_Goal_.
In the entries below, locate the line with "Read this page and output its text content.", then give again that line and all lines after it, exactly, with pictures omitted.

Dataset items:
──────────

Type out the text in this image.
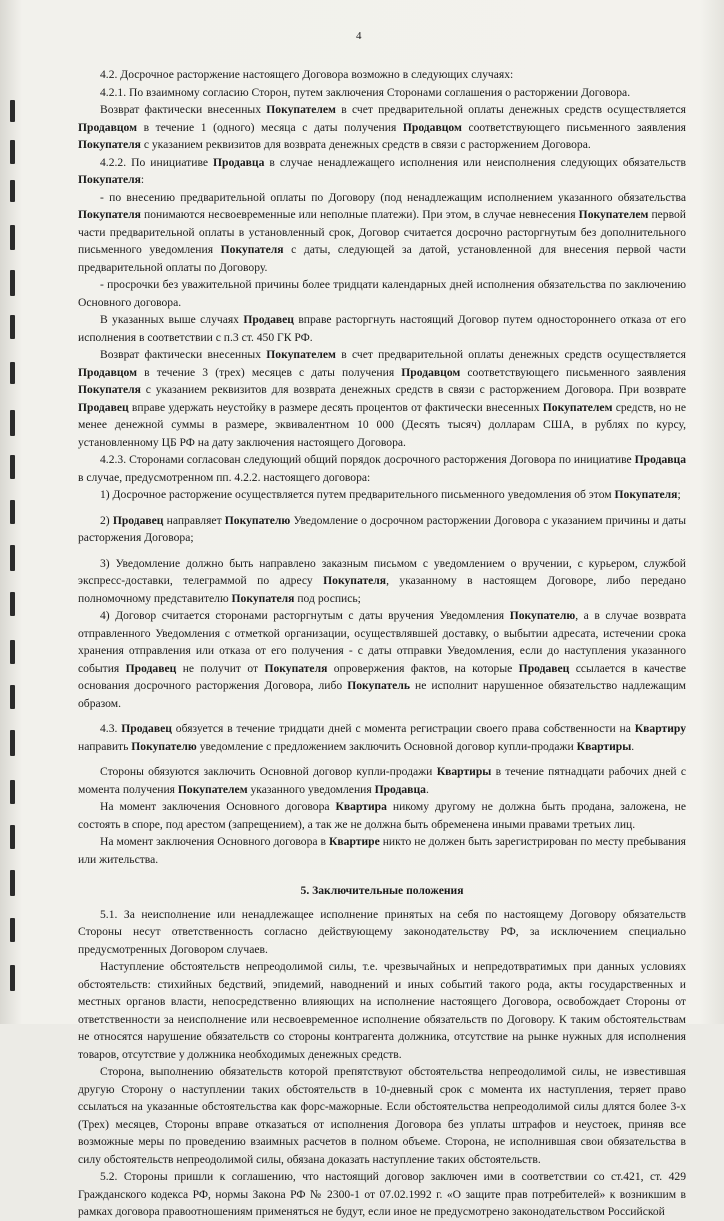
4

4.2. Досрочное расторжение настоящего Договора возможно в следующих случаях:

4.2.1. По взаимному согласию Сторон, путем заключения Сторонами соглашения о расторжении Договора.

Возврат фактически внесенных Покупателем в счет предварительной оплаты денежных средств осуществляется Продавцом в течение 1 (одного) месяца с даты получения Продавцом соответствующего письменного заявления Покупателя с указанием реквизитов для возврата денежных средств в связи с расторжением Договора.

4.2.2. По инициативе Продавца в случае ненадлежащего исполнения или неисполнения следующих обязательств Покупателя:

- по внесению предварительной оплаты по Договору (под ненадлежащим исполнением указанного обязательства Покупателя понимаются несвоевременные или неполные платежи). При этом, в случае невнесения Покупателем первой части предварительной оплаты в установленный срок, Договор считается досрочно расторгнутым без дополнительного письменного уведомления Покупателя с даты, следующей за датой, установленной для внесения первой части предварительной оплаты по Договору.

- просрочки без уважительной причины более тридцати календарных дней исполнения обязательства по заключению Основного договора.

В указанных выше случаях Продавец вправе расторгнуть настоящий Договор путем одностороннего отказа от его исполнения в соответствии с п.3 ст. 450 ГК РФ.

Возврат фактически внесенных Покупателем в счет предварительной оплаты денежных средств осуществляется Продавцом в течение 3 (трех) месяцев с даты получения Продавцом соответствующего письменного заявления Покупателя с указанием реквизитов для возврата денежных средств в связи с расторжением Договора. При возврате Продавец вправе удержать неустойку в размере десять процентов от фактически внесенных Покупателем средств, но не менее денежной суммы в размере, эквивалентном 10 000 (Десять тысяч) долларам США, в рублях по курсу, установленному ЦБ РФ на дату заключения настоящего Договора.

4.2.3. Сторонами согласован следующий общий порядок досрочного расторжения Договора по инициативе Продавца в случае, предусмотренном пп. 4.2.2. настоящего договора:

1) Досрочное расторжение осуществляется путем предварительного письменного уведомления об этом Покупателя;

2) Продавец направляет Покупателю Уведомление о досрочном расторжении Договора с указанием причины и даты расторжения Договора;

3) Уведомление должно быть направлено заказным письмом с уведомлением о вручении, с курьером, службой экспресс-доставки, телеграммой по адресу Покупателя, указанному в настоящем Договоре, либо передано полномочному представителю Покупателя под роспись;

4) Договор считается сторонами расторгнутым с даты вручения Уведомления Покупателю, а в случае возврата отправленного Уведомления с отметкой организации, осуществлявшей доставку, о выбытии адресата, истечении срока хранения отправления или отказа от его получения - с даты отправки Уведомления, если до наступления указанного события Продавец не получит от Покупателя опровержения фактов, на которые Продавец ссылается в качестве основания досрочного расторжения Договора, либо Покупатель не исполнит нарушенное обязательство надлежащим образом.

4.3. Продавец обязуется в течение тридцати дней с момента регистрации своего права собственности на Квартиру направить Покупателю уведомление с предложением заключить Основной договор купли-продажи Квартиры.

Стороны обязуются заключить Основной договор купли-продажи Квартиры в течение пятнадцати рабочих дней с момента получения Покупателем указанного уведомления Продавца.

На момент заключения Основного договора Квартира никому другому не должна быть продана, заложена, не состоять в споре, под арестом (запрещением), а так же не должна быть обременена иными правами третьих лиц.

На момент заключения Основного договора в Квартире никто не должен быть зарегистрирован по месту пребывания или жительства.

5. Заключительные положения

5.1. За неисполнение или ненадлежащее исполнение принятых на себя по настоящему Договору обязательств Стороны несут ответственность согласно действующему законодательству РФ, за исключением специально предусмотренных Договором случаев.

Наступление обстоятельств непреодолимой силы, т.е. чрезвычайных и непредотвратимых при данных условиях обстоятельств: стихийных бедствий, эпидемий, наводнений и иных событий такого рода, акты государственных и местных органов власти, непосредственно влияющих на исполнение настоящего Договора, освобождает Стороны от ответственности за неисполнение или несвоевременное исполнение обязательств по Договору. К таким обстоятельствам не относятся нарушение обязательств со стороны контрагента должника, отсутствие на рынке нужных для исполнения товаров, отсутствие у должника необходимых денежных средств.

Сторона, выполнению обязательств которой препятствуют обстоятельства непреодолимой силы, не известившая другую Сторону о наступлении таких обстоятельств в 10-дневный срок с момента их наступления, теряет право ссылаться на указанные обстоятельства как форс-мажорные. Если обстоятельства непреодолимой силы длятся более 3-х (Трех) месяцев, Стороны вправе отказаться от исполнения Договора без уплаты штрафов и неустоек, приняв все возможные меры по проведению взаимных расчетов в полном объеме. Сторона, не исполнившая свои обязательства в силу обстоятельств непреодолимой силы, обязана доказать наступление таких обстоятельств.

5.2. Стороны пришли к соглашению, что настоящий договор заключен ими в соответствии со ст.421, ст. 429 Гражданского кодекса РФ, нормы Закона РФ № 2300-1 от 07.02.1992 г. «О защите прав потребителей» к возникшим в рамках договора правоотношениям применяться не будут, если иное не предусмотрено законодательством Российской
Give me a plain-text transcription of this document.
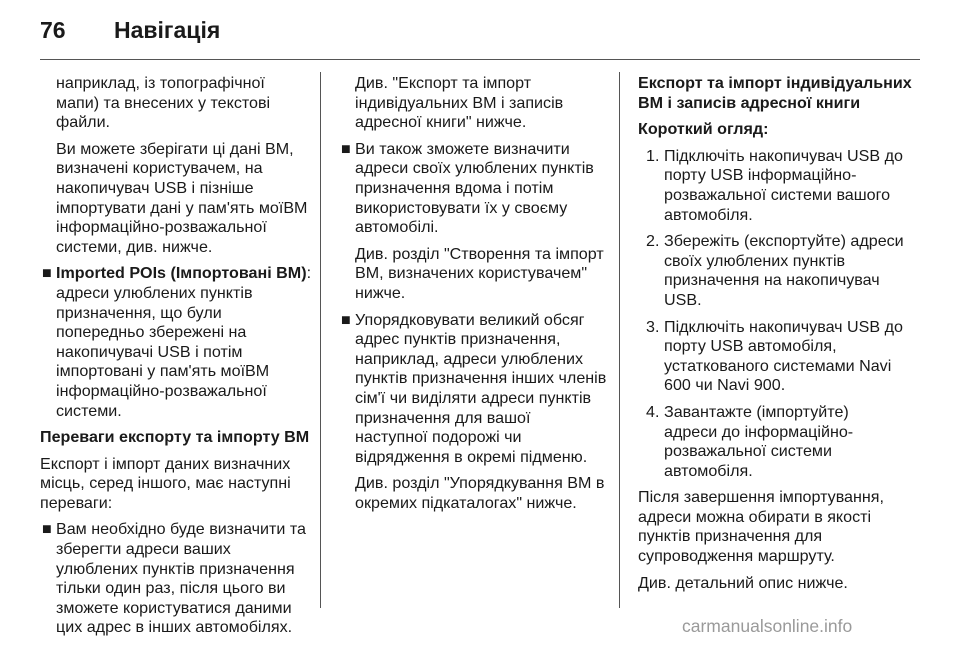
76 Навігація

наприклад, із топографічної
мапи) та внесених у текстові
файли.

Ви можете зберігати ці дані ВМ,
визначені користувачем, на
накопичувач USB і пізніше
імпортувати дані у пам'ять моїВМ
інформаційно-розважальної
системи, див. нижче.

■ Imported POIs (Імпортовані ВМ):
адреси улюблених пунктів
призначення, що були
попередньо збережені на
накопичувачі USB і потім
імпортовані у пам'ять моїВМ
інформаційно-розважальної
системи.

Переваги експорту та імпорту ВМ

Експорт і імпорт даних визначних
місць, серед іншого, має наступні
переваги:

■ Вам необхідно буде визначити та
зберегти адреси ваших
улюблених пунктів призначення
тільки один раз, після цього ви
зможете користуватися даними
цих адрес в інших автомобілях.

Див. "Експорт та імпорт
індивідуальних ВМ і записів
адресної книги" нижче.

■ Ви також зможете визначити
адреси своїх улюблених пунктів
призначення вдома і потім
використовувати їх у своєму
автомобілі.

Див. розділ "Створення та імпорт
ВМ, визначених користувачем"
нижче.

■ Упорядковувати великий обсяг
адрес пунктів призначення,
наприклад, адреси улюблених
пунктів призначення інших членів
сім'ї чи виділяти адреси пунктів
призначення для вашої
наступної подорожі чи
відрядження в окремі підменю.

Див. розділ "Упорядкування ВМ в
окремих підкаталогах" нижче.

Експорт та імпорт індивідуальних
ВМ і записів адресної книги

Короткий огляд:

1. Підключіть накопичувач USB до
порту USB інформаційно-
розважальної системи вашого
автомобіля.
2. Збережіть (експортуйте) адреси
своїх улюблених пунктів
призначення на накопичувач
USB.
3. Підключіть накопичувач USB до
порту USB автомобіля,
устаткованого системами Navi
600 чи Navi 900.
4. Завантажте (імпортуйте)
адреси до інформаційно-
розважальної системи
автомобіля.

Після завершення імпортування,
адреси можна обирати в якості
пунктів призначення для
супроводження маршруту.

Див. детальний опис нижче.

carmanualsonline.info
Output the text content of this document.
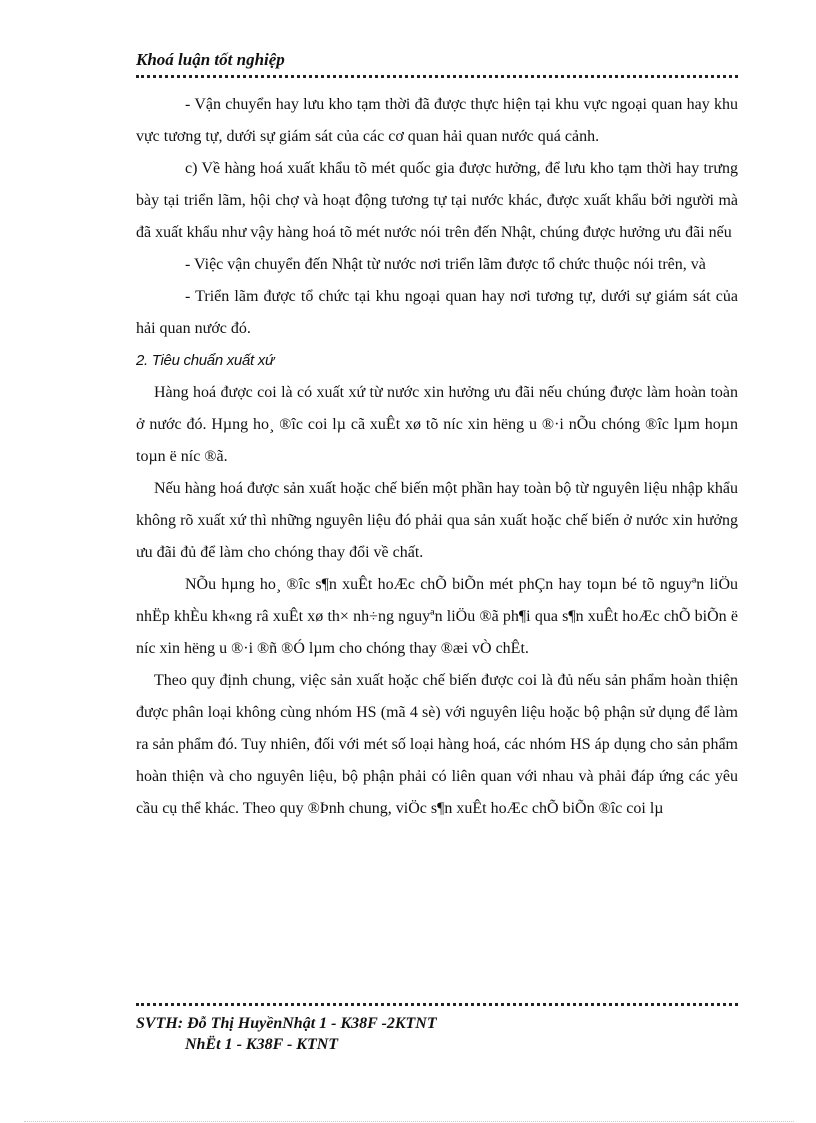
Khoá luận tốt nghiệp

- Vận chuyển hay lưu kho tạm thời đã được thực hiện tại khu vực ngoại quan hay khu vực tương tự, dưới sự giám sát của các cơ quan hải quan nước quá cảnh.

c) Về hàng hoá xuất khẩu tõ mét quốc gia được hưởng, để lưu kho tạm thời hay trưng bày tại triển lãm, hội chợ và hoạt động tương tự tại nước khác, được xuất khẩu bởi người mà đã xuất khẩu như vậy hàng hoá tõ mét nước nói trên đến Nhật, chúng được hưởng ưu đãi nếu

- Việc vận chuyển đến Nhật từ nước nơi triển lãm được tổ chức thuộc nói trên, và

- Triển lãm được tổ chức tại khu ngoại quan hay nơi tương tự, dưới sự giám sát của hải quan nước đó.

2. Tiêu chuẩn xuất xứ

Hàng hoá được coi là có xuất xứ từ nước xin hưởng ưu đãi nếu chúng được làm hoàn toàn ở nước đó. Hµng ho¸ ®îc coi lµ cã xuÊt xø tõ níc xin hëng u ®·i nÕu chóng ®îc lµm hoµn toµn ë níc ®ã.

Nếu hàng hoá được sản xuất hoặc chế biến một phần hay toàn bộ từ nguyên liệu nhập khẩu không rõ xuất xứ thì những nguyên liệu đó phải qua sản xuất hoặc chế biến ở nước xin hưởng ưu đãi đủ để làm cho chóng thay đổi về chất.

NÕu hµng ho¸ ®îc s¶n xuÊt hoÆc chÕ biÕn mét phÇn hay toµn bé tõ nguyªn liÖu nhËp khÈu kh«ng râ xuÊt xø th× nh÷ng nguyªn liÖu ®ã ph¶i qua s¶n xuÊt hoÆc chÕ biÕn ë níc xin hëng u ®·i ®ñ ®Ó lµm cho chóng thay ®æi vÒ chÊt.

Theo quy định chung, việc sản xuất hoặc chế biến được coi là đủ nếu sản phẩm hoàn thiện được phân loại không cùng nhóm HS (mã 4 sè) với nguyên liệu hoặc bộ phận sử dụng để làm ra sản phẩm đó. Tuy nhiên, đối với mét số loại hàng hoá, các nhóm HS áp dụng cho sản phẩm hoàn thiện và cho nguyên liệu, bộ phận phải có liên quan với nhau và phải đáp ứng các yêu cầu cụ thể khác. Theo quy ®Þnh chung, viÖc s¶n xuÊt hoÆc chÕ biÕn ®îc coi lµ

SVTH: Đỗ Thị HuyềnNhật 1 - K38F -2KTNT
NhËt 1 - K38F - KTNT
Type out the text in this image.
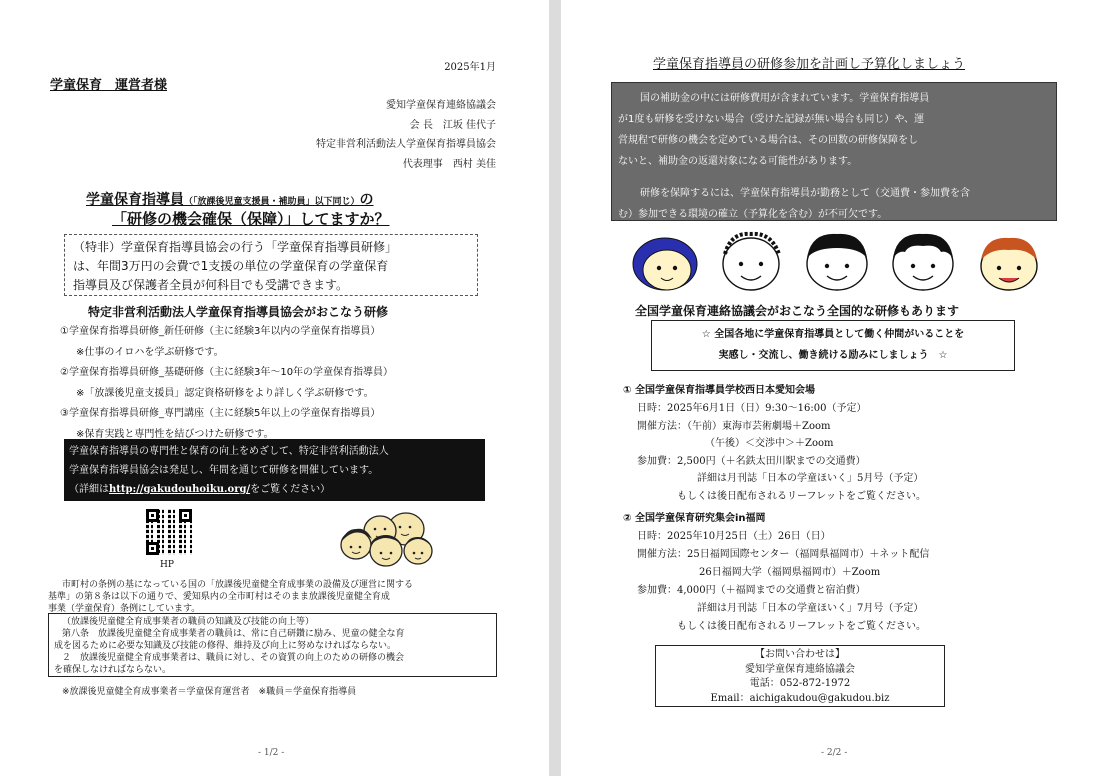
2025年1月
学童保育　運営者様
愛知学童保育連絡協議会
会 長　江坂 佳代子
特定非営利活動法人学童保育指導員協会
代表理事　西村 美佳
学童保育指導員（「放課後児童支援員・補助員」以下同じ）の
「研修の機会確保（保障）」してますか？
（特非）学童保育指導員協会の行う「学童保育指導員研修」
は、年間3万円の会費で1支援の単位の学童保育の学童保育
指導員及び保護者全員が何科目でも受講できます。
特定非営利活動法人学童保育指導員協会がおこなう研修
①学童保育指導員研修_新任研修（主に経験3年以内の学童保育指導員）
※仕事のイロハを学ぶ研修です。
②学童保育指導員研修_基礎研修（主に経験3年～10年の学童保育指導員）
※「放課後児童支援員」認定資格研修をより詳しく学ぶ研修です。
③学童保育指導員研修_専門講座（主に経験5年以上の学童保育指導員）
※保育実践と専門性を結びつけた研修です。
学童保育指導員の専門性と保育の向上をめざして、特定非営利活動法人
学童保育指導員協会は発足し、年間を通じて研修を開催しています。
（詳細はhttp://gakudouhoiku.org/をご覧ください）
HP
市町村の条例の基になっている国の「放課後児童健全育成事業の設備及び運営に関する
基準」の第８条は以下の通りで、愛知県内の全市町村はそのまま放課後児童健全育成
事業（学童保育）条例にしています。
（放課後児童健全育成事業者の職員の知識及び技能の向上等）
第八条　放課後児童健全育成事業者の職員は、常に自己研鑽に励み、児童の健全な育
成を図るために必要な知識及び技能の修得、維持及び向上に努めなければならない。
２　放課後児童健全育成事業者は、職員に対し、その資質の向上のための研修の機会
を確保しなければならない。
※放課後児童健全育成事業者＝学童保育運営者　※職員＝学童保育指導員
- 1/2 -
学童保育指導員の研修参加を計画し予算化しましょう
国の補助金の中には研修費用が含まれています。学童保育指導員
が1度も研修を受けない場合（受けた記録が無い場合も同じ）や、運
営規程で研修の機会を定めている場合は、その回数の研修保障をし
ないと、補助金の返還対象になる可能性があります。
研修を保障するには、学童保育指導員が勤務として（交通費・参加費を含
む）参加できる環境の確立（予算化を含む）が不可欠です。
全国学童保育連絡協議会がおこなう全国的な研修もあります
☆ 全国各地に学童保育指導員として働く仲間がいることを
実感し・交流し、働き続ける励みにしましょう　☆
① 全国学童保育指導員学校西日本愛知会場
日時：2025年6月1日（日）9:30～16:00（予定）
開催方法：（午前）東海市芸術劇場＋Zoom
（午後）＜交渉中＞＋Zoom
参加費：2,500円（＋名鉄太田川駅までの交通費）
詳細は月刊誌「日本の学童ほいく」5月号（予定）
もしくは後日配布されるリーフレットをご覧ください。
② 全国学童保育研究集会in福岡
日時：2025年10月25日（土）26日（日）
開催方法：25日福岡国際センター（福岡県福岡市）＋ネット配信
26日福岡大学（福岡県福岡市）＋Zoom
参加費：4,000円（＋福岡までの交通費と宿泊費）
詳細は月刊誌「日本の学童ほいく」7月号（予定）
もしくは後日配布されるリーフレットをご覧ください。
【お問い合わせは】
愛知学童保育連絡協議会
電話：052-872-1972
Email：aichigakudou@gakudou.biz
- 2/2 -
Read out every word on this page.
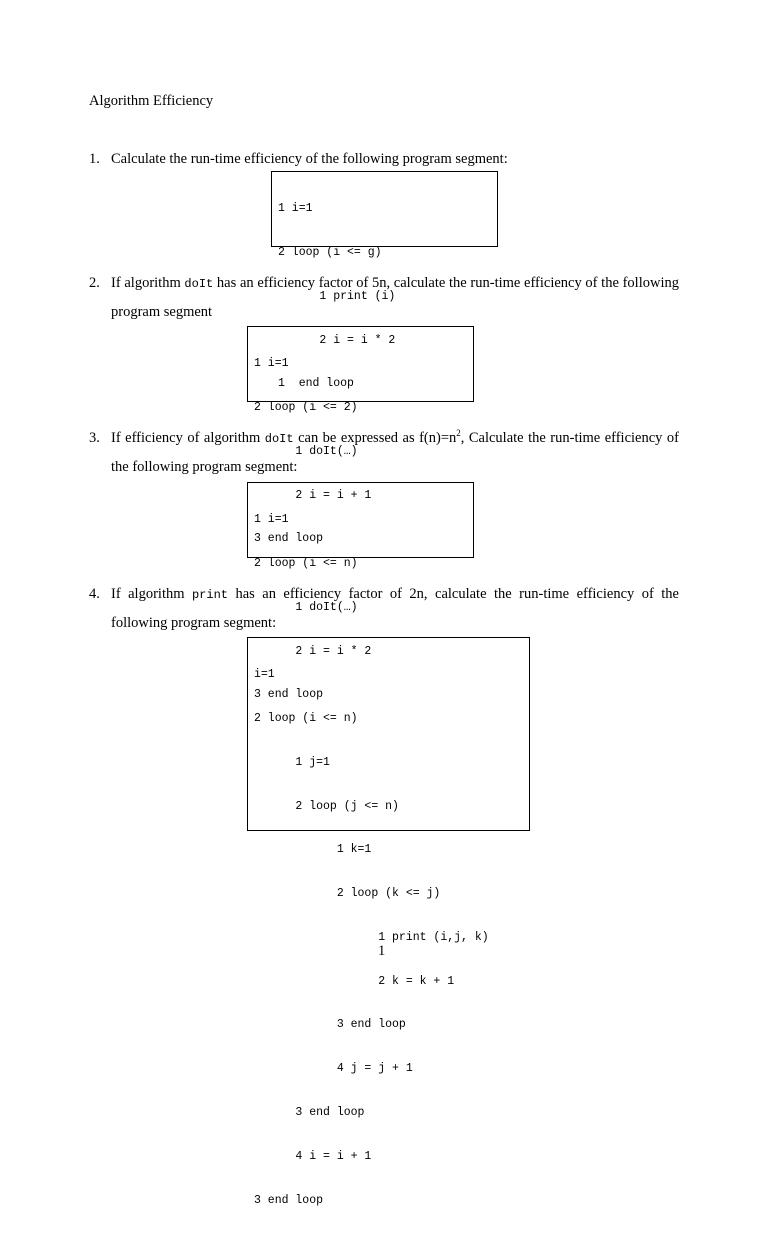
Algorithm Efficiency
1. Calculate the run-time efficiency of the following program segment:

1 i=1

2 loop (i <= g)

1 print (i)

2 i = i * 2

1  end loop

2. If algorithm doIt has an efficiency factor of 5n, calculate the run-time efficiency of the following program segment

1 i=1

2 loop (i <= 2)

1 doIt(…)

2 i = i + 1

3 end loop

3. If efficiency of algorithm doIt can be expressed as $f(n)=n^2$, Calculate the run-time efficiency of the following program segment:

1 i=1

2 loop (i <= n)

1 doIt(…)

2 i = i * 2

3 end loop

4. If algorithm print has an efficiency factor of 2n, calculate the run-time efficiency of the following program segment:

i=1

2 loop (i <= n)

1 j=1

2 loop (j <= n)

1 k=1

2 loop (k <= j)

1 print (i,j, k)

2 k = k + 1

3 end loop

4 j = j + 1

3 end loop

4 i = i + 1

3 end loop

1
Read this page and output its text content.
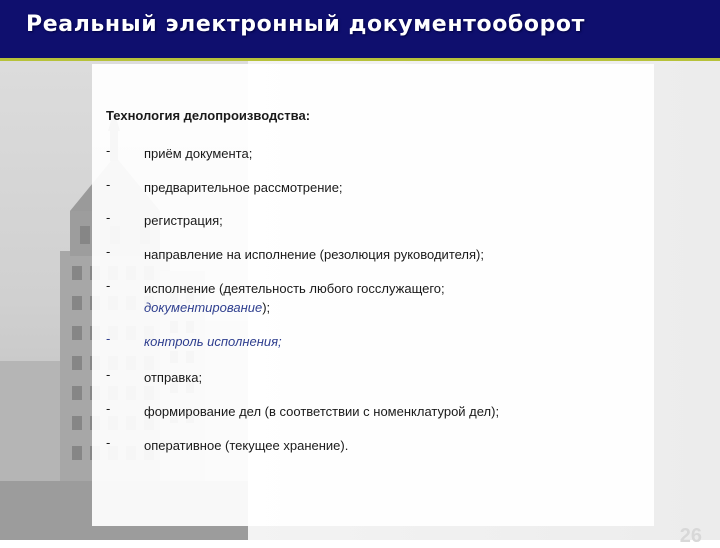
Реальный электронный документооборот
Технология делопроизводства:
-	приём документа;
-	предварительное рассмотрение;
-	регистрация;
-	направление на исполнение (резолюция руководителя);
-	исполнение (деятельность любого госслужащего;
документирование);
-	контроль исполнения;
-	отправка;
-	формирование дел (в соответствии с номенклатурой дел);
-	оперативное (текущее хранение).
26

──────────

_Response to this exercise_.
Read this page and output its text content.
Реальный электронный документооборот
Технология делопроизводства:
-	приём документа;
-	предварительное рассмотрение;
-	регистрация;
-	направление на исполнение (резолюция руководителя);
-	исполнение (деятельность любого госслужащего;
документирование);
-	контроль исполнения;
-	отправка;
-	формирование дел (в соответствии с номенклатурой дел);
-	оперативное (текущее хранение).
26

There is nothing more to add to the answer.